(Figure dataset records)
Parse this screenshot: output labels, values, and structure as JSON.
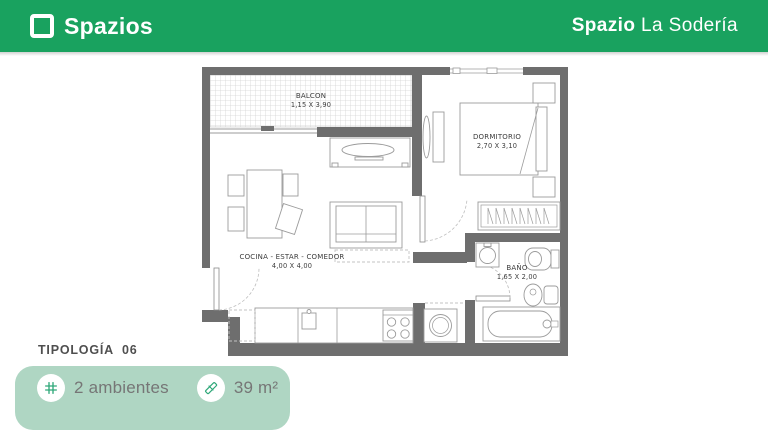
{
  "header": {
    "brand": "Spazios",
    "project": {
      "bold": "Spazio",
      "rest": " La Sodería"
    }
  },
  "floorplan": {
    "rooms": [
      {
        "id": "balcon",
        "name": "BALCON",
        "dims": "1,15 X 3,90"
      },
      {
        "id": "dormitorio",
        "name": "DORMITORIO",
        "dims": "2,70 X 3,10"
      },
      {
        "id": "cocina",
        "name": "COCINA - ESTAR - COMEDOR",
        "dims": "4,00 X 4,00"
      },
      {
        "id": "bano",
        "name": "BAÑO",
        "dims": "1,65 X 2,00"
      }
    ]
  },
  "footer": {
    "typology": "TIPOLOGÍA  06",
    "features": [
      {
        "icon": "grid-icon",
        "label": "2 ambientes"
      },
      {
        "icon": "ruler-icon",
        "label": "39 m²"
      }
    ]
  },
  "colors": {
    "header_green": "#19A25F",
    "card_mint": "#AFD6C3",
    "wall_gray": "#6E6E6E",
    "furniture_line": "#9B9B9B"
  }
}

What the task asks →
Repeat each entry exactly as given; no pictures belong in the copy.

Complete answer →
Parse this screenshot: output labels, values, and structure as JSON.
{
  "header": {
    "brand": "Spazios",
    "project": {
      "bold": "Spazio",
      "rest": " La Sodería"
    }
  },
  "floorplan": {
    "rooms": [
      {
        "id": "balcon",
        "name": "BALCON",
        "dims": "1,15 X 3,90"
      },
      {
        "id": "dormitorio",
        "name": "DORMITORIO",
        "dims": "2,70 X 3,10"
      },
      {
        "id": "cocina",
        "name": "COCINA - ESTAR - COMEDOR",
        "dims": "4,00 X 4,00"
      },
      {
        "id": "bano",
        "name": "BAÑO",
        "dims": "1,65 X 2,00"
      }
    ]
  },
  "footer": {
    "typology": "TIPOLOGÍA  06",
    "features": [
      {
        "icon": "grid-icon",
        "label": "2 ambientes"
      },
      {
        "icon": "ruler-icon",
        "label": "39 m²"
      }
    ]
  },
  "colors": {
    "header_green": "#19A25F",
    "card_mint": "#AFD6C3",
    "wall_gray": "#6E6E6E",
    "furniture_line": "#9B9B9B"
  }
}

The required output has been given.